• _Written task_: Your task is to copy every line of the records below that contains "JSON".

..............................

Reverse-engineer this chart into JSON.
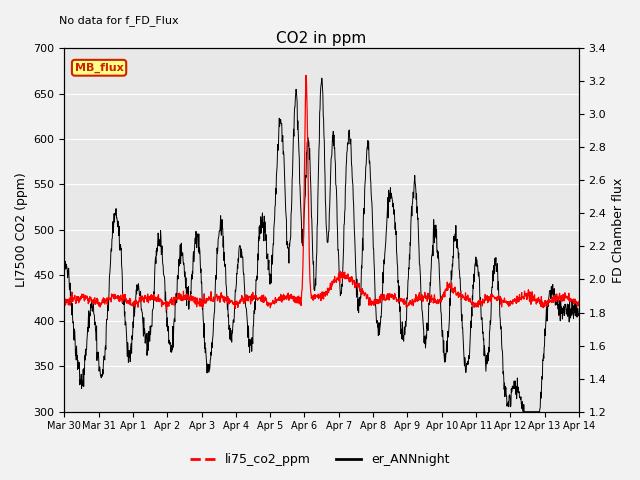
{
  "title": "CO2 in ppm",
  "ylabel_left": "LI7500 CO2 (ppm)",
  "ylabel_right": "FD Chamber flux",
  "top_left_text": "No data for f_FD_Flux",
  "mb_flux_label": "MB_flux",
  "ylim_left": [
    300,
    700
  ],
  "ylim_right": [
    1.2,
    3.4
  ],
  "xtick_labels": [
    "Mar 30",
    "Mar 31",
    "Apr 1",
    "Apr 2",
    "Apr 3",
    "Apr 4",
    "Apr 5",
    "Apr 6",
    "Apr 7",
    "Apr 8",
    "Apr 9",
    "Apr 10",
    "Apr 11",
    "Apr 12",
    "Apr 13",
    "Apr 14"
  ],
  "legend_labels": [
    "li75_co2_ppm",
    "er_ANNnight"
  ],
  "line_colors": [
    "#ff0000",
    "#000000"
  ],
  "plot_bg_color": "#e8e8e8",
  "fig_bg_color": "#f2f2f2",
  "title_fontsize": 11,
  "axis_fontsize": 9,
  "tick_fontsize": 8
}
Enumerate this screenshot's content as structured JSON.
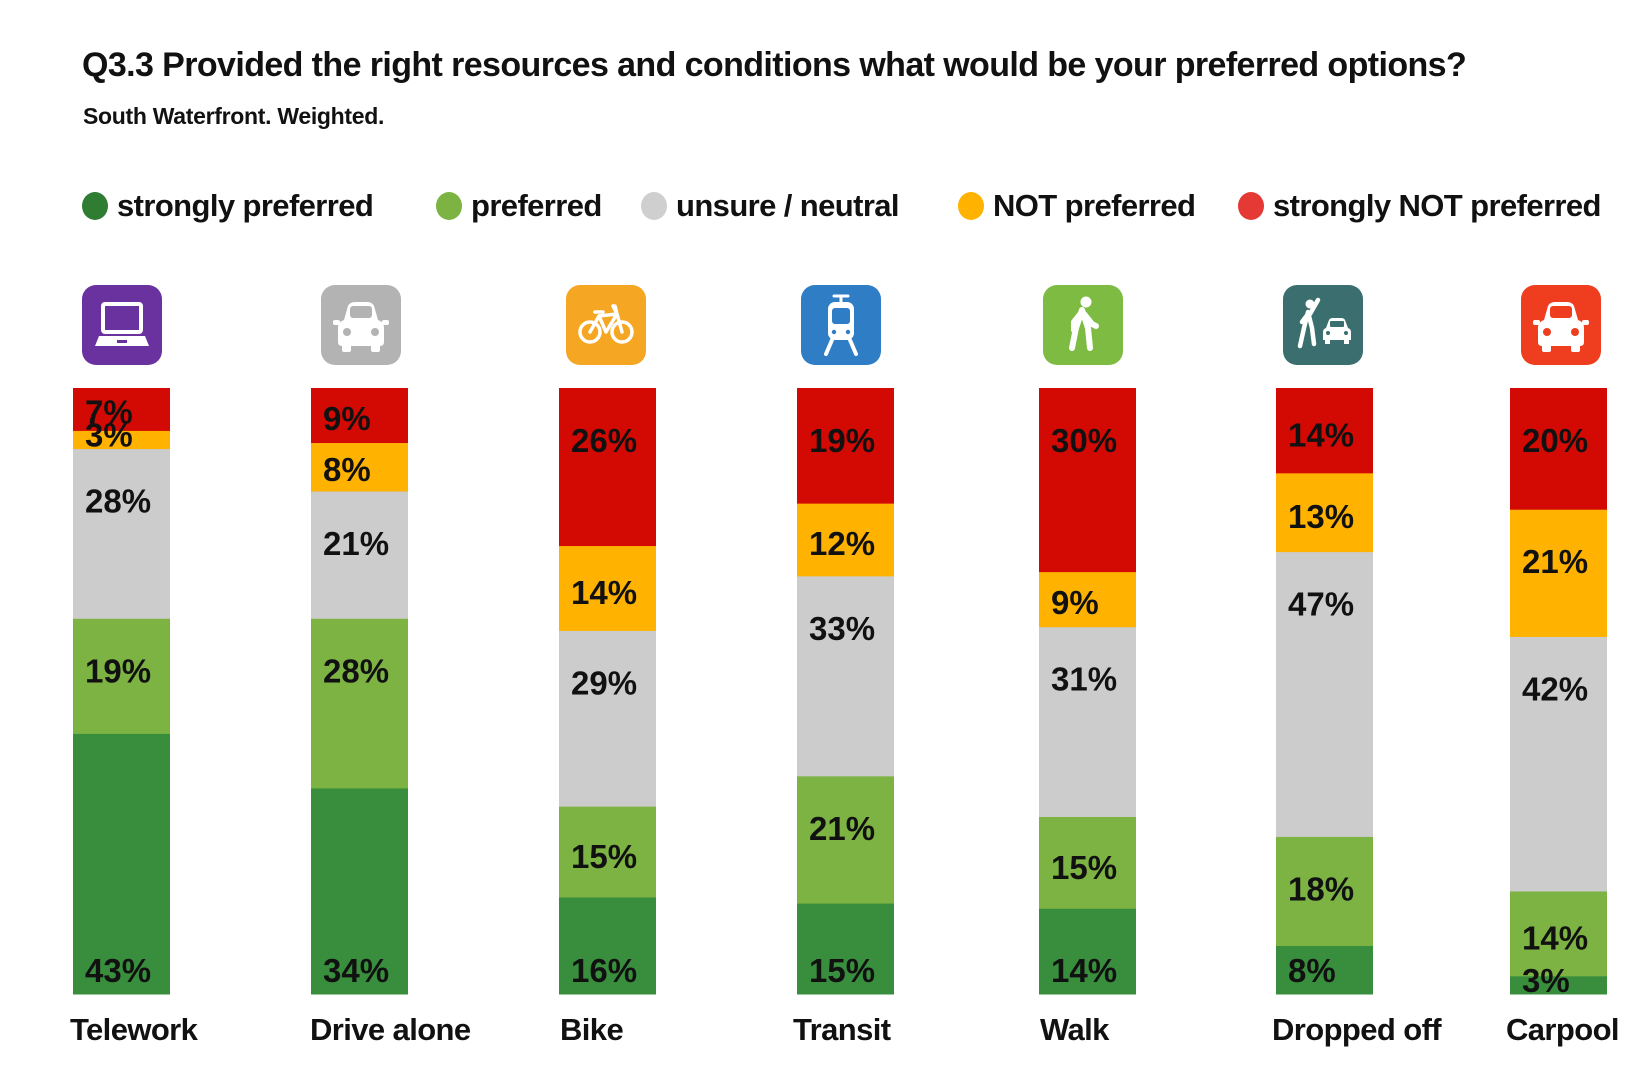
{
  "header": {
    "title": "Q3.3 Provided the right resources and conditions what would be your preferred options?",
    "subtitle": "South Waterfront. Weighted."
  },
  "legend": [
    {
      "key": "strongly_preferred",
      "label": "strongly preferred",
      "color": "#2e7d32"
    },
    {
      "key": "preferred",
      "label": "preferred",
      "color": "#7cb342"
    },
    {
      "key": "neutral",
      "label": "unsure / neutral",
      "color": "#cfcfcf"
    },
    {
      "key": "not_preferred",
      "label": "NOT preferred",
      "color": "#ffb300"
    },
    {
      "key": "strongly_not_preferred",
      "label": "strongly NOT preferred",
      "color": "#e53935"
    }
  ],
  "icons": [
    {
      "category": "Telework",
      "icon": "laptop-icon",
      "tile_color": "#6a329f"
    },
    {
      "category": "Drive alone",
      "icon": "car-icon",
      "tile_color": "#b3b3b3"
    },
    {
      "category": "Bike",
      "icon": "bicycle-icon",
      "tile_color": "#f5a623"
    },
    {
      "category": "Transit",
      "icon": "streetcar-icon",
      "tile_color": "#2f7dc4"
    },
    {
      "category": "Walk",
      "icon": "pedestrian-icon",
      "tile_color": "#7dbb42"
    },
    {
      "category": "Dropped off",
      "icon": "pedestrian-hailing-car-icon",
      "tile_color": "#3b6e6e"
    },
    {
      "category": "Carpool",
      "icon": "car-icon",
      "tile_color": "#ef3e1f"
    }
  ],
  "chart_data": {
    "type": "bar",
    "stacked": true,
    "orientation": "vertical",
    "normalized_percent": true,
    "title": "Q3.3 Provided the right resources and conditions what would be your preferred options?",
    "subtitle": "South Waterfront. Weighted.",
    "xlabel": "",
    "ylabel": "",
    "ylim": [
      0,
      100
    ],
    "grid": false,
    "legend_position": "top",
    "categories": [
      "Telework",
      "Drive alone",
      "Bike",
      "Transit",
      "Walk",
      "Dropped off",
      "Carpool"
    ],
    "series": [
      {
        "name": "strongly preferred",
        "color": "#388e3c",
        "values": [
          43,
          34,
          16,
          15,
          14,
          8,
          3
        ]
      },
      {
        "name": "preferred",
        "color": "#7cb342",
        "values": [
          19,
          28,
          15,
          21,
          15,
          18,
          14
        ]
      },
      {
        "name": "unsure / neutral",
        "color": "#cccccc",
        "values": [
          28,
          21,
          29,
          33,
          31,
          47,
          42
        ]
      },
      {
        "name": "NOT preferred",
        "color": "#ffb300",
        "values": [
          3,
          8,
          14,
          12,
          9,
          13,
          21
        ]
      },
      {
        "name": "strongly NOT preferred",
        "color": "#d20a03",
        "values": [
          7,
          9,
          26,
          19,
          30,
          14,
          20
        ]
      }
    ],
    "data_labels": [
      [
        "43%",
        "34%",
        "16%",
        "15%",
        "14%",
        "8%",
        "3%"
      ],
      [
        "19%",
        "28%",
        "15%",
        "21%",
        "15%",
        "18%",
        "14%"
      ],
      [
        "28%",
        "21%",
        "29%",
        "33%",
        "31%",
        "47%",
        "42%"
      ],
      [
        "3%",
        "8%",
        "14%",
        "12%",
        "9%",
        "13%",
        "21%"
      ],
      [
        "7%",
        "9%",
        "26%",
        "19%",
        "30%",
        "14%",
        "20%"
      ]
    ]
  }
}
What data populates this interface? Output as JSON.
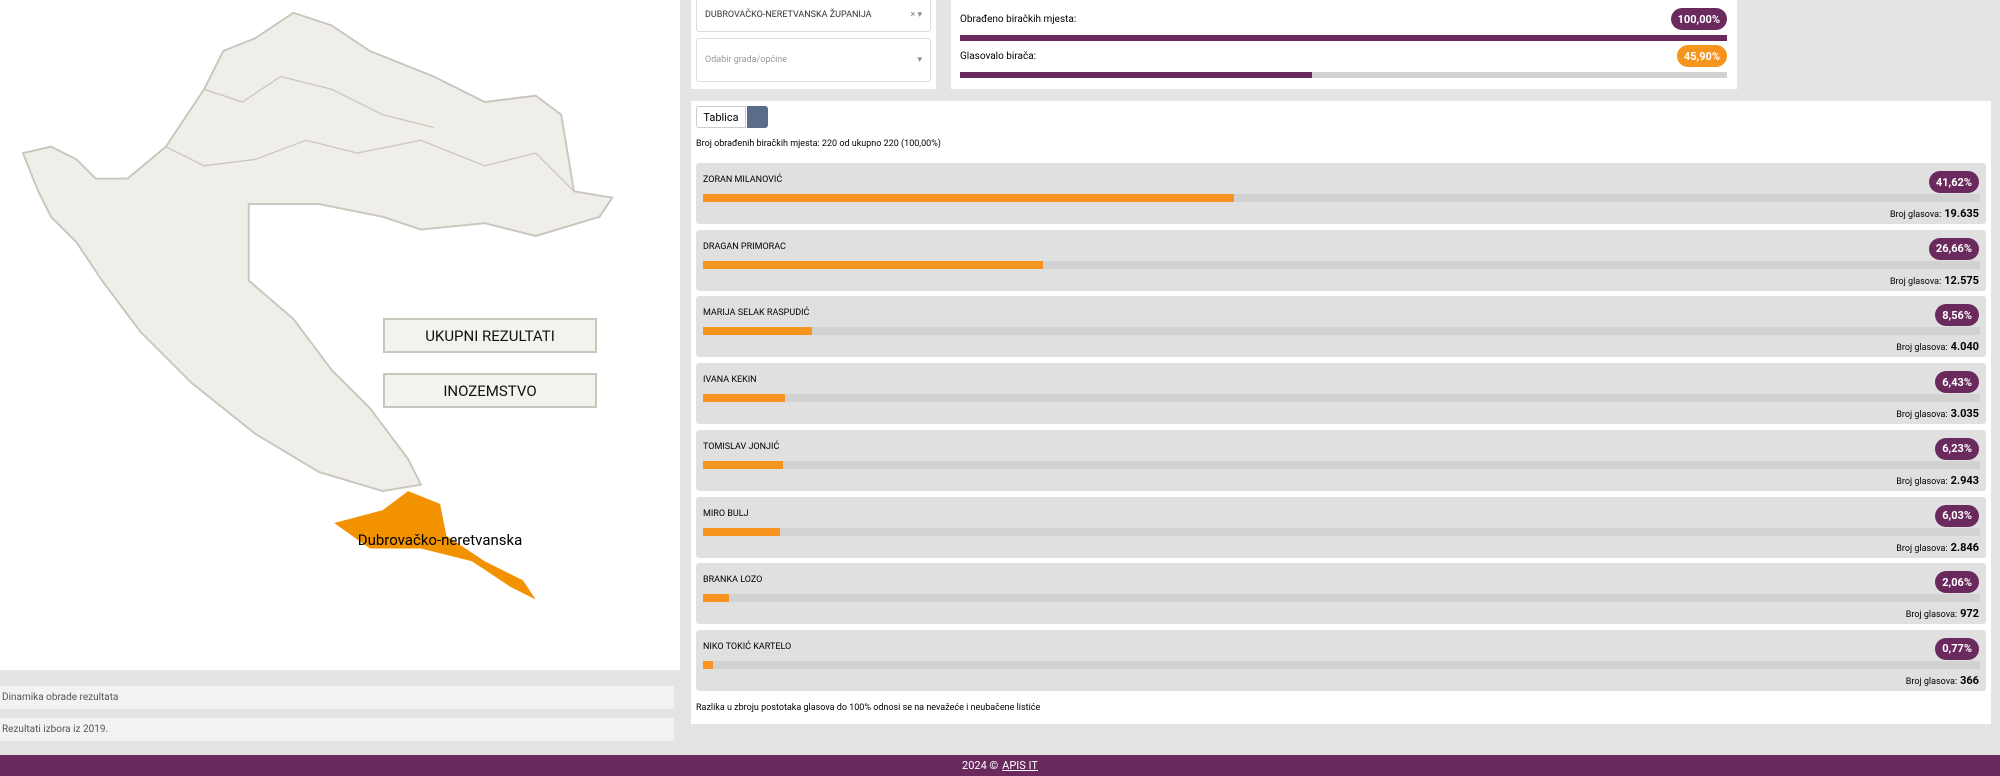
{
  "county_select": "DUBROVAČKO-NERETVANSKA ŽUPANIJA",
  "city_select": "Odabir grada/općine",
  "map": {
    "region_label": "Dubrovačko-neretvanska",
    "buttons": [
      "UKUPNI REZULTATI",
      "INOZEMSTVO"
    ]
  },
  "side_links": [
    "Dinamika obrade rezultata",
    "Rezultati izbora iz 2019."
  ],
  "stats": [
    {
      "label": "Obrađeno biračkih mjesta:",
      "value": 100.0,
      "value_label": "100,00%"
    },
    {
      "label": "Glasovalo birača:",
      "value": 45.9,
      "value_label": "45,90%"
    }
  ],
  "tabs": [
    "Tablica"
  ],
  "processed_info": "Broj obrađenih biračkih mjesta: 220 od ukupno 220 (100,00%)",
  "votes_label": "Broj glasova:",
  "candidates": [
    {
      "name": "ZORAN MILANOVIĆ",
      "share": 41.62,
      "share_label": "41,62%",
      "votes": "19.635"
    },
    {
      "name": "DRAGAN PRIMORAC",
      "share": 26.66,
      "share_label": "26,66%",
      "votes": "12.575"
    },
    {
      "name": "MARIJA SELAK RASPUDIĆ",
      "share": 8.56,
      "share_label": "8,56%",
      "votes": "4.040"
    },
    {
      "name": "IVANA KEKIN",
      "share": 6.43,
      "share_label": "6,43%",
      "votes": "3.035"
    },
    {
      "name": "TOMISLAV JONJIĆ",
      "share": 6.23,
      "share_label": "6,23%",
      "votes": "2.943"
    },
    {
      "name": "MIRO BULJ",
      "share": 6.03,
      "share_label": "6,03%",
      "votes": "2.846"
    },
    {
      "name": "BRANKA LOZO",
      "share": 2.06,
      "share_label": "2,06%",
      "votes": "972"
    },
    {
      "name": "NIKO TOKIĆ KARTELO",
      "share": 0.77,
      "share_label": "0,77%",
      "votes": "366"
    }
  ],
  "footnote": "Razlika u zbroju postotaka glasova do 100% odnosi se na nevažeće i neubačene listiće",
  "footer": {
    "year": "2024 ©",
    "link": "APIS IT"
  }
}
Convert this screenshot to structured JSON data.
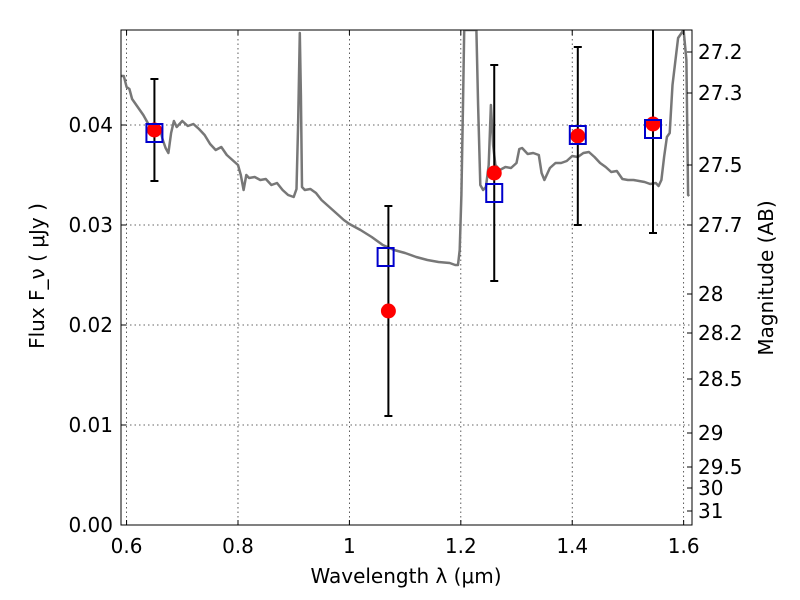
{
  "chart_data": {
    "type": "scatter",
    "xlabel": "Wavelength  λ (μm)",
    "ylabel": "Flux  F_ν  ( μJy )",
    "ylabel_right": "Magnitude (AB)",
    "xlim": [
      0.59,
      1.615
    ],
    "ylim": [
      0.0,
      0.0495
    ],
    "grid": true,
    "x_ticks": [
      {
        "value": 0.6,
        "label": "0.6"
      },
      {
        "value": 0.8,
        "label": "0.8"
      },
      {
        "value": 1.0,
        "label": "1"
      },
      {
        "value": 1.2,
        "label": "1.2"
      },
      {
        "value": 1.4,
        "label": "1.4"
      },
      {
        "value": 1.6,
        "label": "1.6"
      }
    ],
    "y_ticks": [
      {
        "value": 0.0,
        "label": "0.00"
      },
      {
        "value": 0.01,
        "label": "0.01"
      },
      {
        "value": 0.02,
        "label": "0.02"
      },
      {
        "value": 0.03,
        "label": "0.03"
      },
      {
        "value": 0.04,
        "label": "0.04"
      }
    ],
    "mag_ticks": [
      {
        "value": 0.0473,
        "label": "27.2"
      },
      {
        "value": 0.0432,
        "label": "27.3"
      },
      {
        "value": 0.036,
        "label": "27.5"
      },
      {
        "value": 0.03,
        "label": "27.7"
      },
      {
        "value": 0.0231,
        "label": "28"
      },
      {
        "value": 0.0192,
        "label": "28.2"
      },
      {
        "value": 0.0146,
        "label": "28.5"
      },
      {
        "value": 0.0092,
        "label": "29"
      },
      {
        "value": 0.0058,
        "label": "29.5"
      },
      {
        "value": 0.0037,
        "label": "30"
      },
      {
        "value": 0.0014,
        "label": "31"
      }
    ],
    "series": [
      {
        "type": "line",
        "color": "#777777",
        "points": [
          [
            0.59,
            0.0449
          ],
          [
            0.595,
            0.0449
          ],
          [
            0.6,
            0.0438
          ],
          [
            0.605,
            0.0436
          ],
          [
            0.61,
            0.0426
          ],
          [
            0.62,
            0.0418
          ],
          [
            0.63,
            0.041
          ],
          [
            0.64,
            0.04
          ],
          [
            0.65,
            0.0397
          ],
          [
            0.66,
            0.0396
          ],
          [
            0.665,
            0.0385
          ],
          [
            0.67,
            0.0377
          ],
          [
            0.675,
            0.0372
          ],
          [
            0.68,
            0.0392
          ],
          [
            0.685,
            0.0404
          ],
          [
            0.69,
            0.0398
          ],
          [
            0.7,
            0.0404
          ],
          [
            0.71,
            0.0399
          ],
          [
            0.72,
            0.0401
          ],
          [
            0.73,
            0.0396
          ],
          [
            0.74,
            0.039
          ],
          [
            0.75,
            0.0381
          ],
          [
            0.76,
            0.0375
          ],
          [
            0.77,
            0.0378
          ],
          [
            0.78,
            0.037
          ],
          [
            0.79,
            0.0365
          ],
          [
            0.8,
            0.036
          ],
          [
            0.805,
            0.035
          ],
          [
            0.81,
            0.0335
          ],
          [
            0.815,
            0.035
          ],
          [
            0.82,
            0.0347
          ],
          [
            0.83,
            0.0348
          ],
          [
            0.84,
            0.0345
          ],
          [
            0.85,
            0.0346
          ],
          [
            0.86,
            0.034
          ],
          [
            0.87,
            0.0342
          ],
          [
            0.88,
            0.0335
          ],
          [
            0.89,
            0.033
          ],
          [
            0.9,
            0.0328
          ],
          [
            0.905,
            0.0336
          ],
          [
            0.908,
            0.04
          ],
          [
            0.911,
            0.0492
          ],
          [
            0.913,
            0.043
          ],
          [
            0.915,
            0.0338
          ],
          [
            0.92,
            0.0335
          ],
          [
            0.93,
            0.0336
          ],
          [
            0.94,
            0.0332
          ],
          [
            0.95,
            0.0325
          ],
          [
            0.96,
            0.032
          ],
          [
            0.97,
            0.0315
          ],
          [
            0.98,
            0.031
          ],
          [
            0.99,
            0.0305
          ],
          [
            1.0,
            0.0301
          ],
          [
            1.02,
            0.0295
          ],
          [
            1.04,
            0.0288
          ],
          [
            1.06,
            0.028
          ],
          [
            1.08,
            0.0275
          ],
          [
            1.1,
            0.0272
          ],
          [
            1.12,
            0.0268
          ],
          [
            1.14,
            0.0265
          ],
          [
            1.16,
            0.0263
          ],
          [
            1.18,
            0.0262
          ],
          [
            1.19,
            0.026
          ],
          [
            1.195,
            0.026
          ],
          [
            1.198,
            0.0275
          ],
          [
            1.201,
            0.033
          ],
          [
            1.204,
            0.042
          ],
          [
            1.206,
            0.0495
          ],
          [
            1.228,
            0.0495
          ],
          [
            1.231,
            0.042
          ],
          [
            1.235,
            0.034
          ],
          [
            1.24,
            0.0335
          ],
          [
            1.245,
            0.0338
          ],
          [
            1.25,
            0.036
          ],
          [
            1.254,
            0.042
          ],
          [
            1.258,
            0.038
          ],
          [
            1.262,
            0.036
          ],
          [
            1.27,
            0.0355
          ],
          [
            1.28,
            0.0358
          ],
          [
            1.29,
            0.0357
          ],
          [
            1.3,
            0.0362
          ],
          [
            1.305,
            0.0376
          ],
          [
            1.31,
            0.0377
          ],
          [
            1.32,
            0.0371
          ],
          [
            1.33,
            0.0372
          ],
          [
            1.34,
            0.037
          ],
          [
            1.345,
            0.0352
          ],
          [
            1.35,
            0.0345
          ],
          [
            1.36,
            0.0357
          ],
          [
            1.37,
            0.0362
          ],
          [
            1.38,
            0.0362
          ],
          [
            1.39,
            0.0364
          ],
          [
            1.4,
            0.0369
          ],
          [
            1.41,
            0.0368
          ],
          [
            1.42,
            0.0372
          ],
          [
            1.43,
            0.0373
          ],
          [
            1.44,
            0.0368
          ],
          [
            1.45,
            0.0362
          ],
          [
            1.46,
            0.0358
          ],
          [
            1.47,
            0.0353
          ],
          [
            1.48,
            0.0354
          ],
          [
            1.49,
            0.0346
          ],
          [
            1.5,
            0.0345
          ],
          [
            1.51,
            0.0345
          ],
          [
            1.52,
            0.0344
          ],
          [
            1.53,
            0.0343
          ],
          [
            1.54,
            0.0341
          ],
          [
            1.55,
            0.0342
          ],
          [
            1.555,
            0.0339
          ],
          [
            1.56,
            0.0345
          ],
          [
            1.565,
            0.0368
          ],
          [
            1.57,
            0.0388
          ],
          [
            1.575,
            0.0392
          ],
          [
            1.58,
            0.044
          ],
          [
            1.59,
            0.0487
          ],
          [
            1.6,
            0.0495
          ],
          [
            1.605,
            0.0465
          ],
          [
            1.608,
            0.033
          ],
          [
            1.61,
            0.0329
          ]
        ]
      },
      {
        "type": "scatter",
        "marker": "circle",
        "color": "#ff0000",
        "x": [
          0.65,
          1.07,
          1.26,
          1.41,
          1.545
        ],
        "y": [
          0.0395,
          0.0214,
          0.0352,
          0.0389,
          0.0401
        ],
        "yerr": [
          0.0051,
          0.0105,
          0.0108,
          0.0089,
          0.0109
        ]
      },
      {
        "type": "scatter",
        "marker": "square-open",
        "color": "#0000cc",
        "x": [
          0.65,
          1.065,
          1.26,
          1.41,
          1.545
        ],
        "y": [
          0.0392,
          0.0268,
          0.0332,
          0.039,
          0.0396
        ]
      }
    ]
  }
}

..............................

• _Solution to this exercise_:
Reverse-engineer this chart into JSON.
Enumerate this screenshot's content as structured JSON.
What data populates this interface? Output as JSON.
Convert this screenshot to structured JSON data.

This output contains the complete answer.